EXCERPTED PASSAGE
Instagram # Community Detection With Machine Learning

James Phoenix

Finding social communities can help you to easily identity sub-topical trends within a niche.

As businesses continue to use social media, we can harness the power of graph theory to better understand niches, communities and groups of individuals ❤

In this guide you’ll use an Instagram Scraper to create a mini social graph database via NetworkX.

By monitoring the co-occurrences of hashtags, we can create a graph containing nodes and edges (links) which will then be clustered via an unsupervised machine learning technique called community detection.

Pre-requisites:

You will need to have a working version of Google Chrome.
You will need to have installed Anaconda & Jupyter Notebook.

Then clone a version of this repository which contains the InstagramSscraper and InstagramGraph Jupyter Notebook files.


git clone https://github.com/kitsamho/Instagram_Scraper_Graph

Install Chromedriver for Selenium

Now you’ll need to get the related version of Google ChromeDriver from here, its worth noting that the ChromeDriver version must correctly match your Google Chrome version.

Installing All Of The Other Python Packages

Assuming that you’ve installed Anaconda, your missing dependencies will be:

pip install selenium
pip install regex
pip install re
pip install urllib
pip install getpass
pip install emoji
pip install seaborn
pip install spacy
pip install langdetect
pip install plotly
python -m spacy download en_core_web_lg

Change Your Selenium ChromeDriver Files

After downloading the relevant ChromeDriver file, place it within the cloned repository inside of a folder called Chromedrivers.

Then open up the InstagramScraper.ipynb notebook inside of a Jupyter Notebook session. You can run a Jupyter Notebook server with the following command on terminal / command prompt:


Jupyter Notebook

Additionally we will have to update the Python class InstagramScraper(). Make sure to update the driver_loc location to ‘/chromedrivers/chromedriver’


class InstagramScraper():
    def __init__(self,driver_loc='/chromedrivers/chromedriver'):

Implementation

Run The IG Crawler With The InstagramScraper() Class

As described inside of the README.md file:

This class is made up of a series of methods that allow for the scraping of Instagram post data. The pipeline consists of three main methods that need to be called sequentially. There is no current method to chain the whole pipeline.

self.logIn() : user detail capture, WebDriver initialisation, Instagram log in.

self.getLinks() : gets n unique links containing <#HASHTAG> using WebDriver.

self.getData() : implements multi-threaded scraping of data from self.getLinks using a combination of Selenium WebDriver and Beautiful Soup. Method returns a pandas DataFrame.

Here’s an example of how to run the scraper:

# Initalise the scraper
scraper = InstagramScraper()

# Login to Instagram
scraper.logIn()

# Collect Data
scraper.getLinks()

# Get Data
df = scraper.getData()

# This the social media graph that we will use for the network analysis
df.to_csv('social_media_graph_data.csv')

Run The IG Graph Creation Code via The InstagramGraph() Class

After web scraping a specific hashtag on Instagram, you can use the following code to inspect your data via Plotly.

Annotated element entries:
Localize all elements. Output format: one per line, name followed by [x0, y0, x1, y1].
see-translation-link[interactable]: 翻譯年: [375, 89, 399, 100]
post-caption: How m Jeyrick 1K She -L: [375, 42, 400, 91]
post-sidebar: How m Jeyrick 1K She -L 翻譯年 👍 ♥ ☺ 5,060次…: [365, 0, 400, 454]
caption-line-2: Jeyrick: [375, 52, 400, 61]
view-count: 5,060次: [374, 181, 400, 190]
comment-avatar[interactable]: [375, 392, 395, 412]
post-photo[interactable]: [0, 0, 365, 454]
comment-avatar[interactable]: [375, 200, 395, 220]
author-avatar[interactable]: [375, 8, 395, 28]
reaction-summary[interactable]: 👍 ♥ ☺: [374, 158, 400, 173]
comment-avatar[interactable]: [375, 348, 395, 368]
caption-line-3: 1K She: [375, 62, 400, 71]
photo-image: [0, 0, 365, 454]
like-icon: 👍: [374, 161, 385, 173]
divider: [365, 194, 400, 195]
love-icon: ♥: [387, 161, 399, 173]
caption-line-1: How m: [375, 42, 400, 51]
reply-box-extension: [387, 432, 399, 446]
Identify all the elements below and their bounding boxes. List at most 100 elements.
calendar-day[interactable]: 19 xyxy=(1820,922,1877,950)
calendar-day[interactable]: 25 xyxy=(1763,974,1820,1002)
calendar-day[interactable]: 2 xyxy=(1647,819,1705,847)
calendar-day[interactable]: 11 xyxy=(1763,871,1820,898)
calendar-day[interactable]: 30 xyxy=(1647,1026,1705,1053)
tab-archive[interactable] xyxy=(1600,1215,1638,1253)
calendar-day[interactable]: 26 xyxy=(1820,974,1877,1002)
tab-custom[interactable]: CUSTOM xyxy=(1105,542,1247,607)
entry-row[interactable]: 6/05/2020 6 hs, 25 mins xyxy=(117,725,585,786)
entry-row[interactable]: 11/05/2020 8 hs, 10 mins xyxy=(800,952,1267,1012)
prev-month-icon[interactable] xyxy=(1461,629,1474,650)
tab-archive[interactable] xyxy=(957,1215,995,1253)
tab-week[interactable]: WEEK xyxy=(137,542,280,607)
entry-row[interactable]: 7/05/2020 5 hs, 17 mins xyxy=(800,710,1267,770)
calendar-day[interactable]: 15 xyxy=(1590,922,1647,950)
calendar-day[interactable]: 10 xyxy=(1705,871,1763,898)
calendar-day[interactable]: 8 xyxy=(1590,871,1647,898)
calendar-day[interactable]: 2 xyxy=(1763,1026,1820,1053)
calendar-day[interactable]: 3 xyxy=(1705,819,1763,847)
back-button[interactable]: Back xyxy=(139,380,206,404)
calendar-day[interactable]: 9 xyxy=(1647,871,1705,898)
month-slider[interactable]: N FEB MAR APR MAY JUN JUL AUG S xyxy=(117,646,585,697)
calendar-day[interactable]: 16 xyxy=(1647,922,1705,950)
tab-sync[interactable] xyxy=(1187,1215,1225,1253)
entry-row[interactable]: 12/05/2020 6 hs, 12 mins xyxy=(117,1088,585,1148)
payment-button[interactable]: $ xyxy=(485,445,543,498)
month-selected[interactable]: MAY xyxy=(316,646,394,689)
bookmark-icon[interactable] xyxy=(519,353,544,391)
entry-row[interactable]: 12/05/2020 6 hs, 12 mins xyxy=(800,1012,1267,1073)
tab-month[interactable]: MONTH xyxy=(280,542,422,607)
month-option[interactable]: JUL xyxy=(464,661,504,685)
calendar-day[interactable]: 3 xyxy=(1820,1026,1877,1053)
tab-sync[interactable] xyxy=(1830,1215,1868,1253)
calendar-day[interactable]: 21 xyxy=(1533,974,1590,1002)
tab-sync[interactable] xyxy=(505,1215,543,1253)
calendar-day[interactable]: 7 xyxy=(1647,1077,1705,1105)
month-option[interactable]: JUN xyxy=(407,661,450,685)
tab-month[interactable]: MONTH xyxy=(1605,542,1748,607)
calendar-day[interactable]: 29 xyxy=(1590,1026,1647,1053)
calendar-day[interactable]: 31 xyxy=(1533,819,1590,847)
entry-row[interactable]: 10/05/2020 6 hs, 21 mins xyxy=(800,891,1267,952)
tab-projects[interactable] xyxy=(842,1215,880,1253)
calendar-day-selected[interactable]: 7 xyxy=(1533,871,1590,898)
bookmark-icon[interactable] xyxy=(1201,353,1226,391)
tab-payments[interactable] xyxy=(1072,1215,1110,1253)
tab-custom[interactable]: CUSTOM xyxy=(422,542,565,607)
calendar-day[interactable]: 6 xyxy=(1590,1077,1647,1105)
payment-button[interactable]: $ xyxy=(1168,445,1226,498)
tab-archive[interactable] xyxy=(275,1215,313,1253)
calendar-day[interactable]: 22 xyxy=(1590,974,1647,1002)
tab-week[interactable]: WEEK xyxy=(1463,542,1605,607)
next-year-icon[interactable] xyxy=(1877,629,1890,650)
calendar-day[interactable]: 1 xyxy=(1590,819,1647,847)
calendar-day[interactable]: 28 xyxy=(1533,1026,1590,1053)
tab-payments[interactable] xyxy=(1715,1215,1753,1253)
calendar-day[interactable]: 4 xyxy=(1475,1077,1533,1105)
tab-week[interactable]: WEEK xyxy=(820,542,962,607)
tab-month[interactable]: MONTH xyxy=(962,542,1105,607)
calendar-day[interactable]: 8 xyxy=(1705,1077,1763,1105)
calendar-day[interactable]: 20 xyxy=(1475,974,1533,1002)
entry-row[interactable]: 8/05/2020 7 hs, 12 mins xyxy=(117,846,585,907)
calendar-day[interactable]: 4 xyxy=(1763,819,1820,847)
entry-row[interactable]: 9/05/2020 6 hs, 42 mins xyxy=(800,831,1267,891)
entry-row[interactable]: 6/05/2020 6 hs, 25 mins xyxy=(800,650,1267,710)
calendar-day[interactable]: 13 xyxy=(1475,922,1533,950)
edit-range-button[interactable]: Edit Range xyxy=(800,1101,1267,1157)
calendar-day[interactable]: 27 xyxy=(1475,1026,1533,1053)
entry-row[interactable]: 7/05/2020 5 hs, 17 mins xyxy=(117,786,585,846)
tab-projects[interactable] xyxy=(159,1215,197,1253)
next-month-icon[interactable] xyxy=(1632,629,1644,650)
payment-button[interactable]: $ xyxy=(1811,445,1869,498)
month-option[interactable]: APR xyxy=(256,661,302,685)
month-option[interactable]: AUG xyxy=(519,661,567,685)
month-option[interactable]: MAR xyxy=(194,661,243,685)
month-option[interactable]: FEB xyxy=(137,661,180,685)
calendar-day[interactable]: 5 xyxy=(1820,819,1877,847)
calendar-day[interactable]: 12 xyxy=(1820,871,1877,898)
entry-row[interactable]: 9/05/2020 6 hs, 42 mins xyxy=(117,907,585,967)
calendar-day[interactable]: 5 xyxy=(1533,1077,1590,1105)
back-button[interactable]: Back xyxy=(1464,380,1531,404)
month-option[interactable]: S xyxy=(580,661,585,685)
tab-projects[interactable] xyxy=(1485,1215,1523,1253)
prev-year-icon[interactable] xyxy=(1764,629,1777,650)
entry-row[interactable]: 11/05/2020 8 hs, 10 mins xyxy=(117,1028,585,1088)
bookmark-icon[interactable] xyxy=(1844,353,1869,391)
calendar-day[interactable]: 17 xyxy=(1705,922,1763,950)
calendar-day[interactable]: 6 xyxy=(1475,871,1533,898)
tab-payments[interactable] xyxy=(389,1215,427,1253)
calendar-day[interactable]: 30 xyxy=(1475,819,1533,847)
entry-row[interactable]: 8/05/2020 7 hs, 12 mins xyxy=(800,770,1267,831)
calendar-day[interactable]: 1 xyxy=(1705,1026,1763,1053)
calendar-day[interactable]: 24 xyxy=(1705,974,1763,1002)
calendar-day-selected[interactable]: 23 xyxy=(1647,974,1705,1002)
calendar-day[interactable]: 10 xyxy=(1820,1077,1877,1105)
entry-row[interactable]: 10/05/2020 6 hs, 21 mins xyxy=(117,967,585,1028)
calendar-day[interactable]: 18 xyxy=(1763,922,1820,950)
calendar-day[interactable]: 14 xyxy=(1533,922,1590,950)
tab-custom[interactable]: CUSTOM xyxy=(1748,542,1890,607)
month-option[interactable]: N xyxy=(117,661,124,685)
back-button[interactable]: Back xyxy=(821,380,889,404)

SET PROBLEM
Reproduce everything in the Instagram community detection guide from "# Collect Data" down to "df.to_csv('social_media_graph_data.csv')", word for word.

WRITTEN RESPONSE
# Collect Data
scraper.getLinks()

# Get Data
df = scraper.getData()

# This the social media graph that we will use for the network analysis
df.to_csv('social_media_graph_data.csv')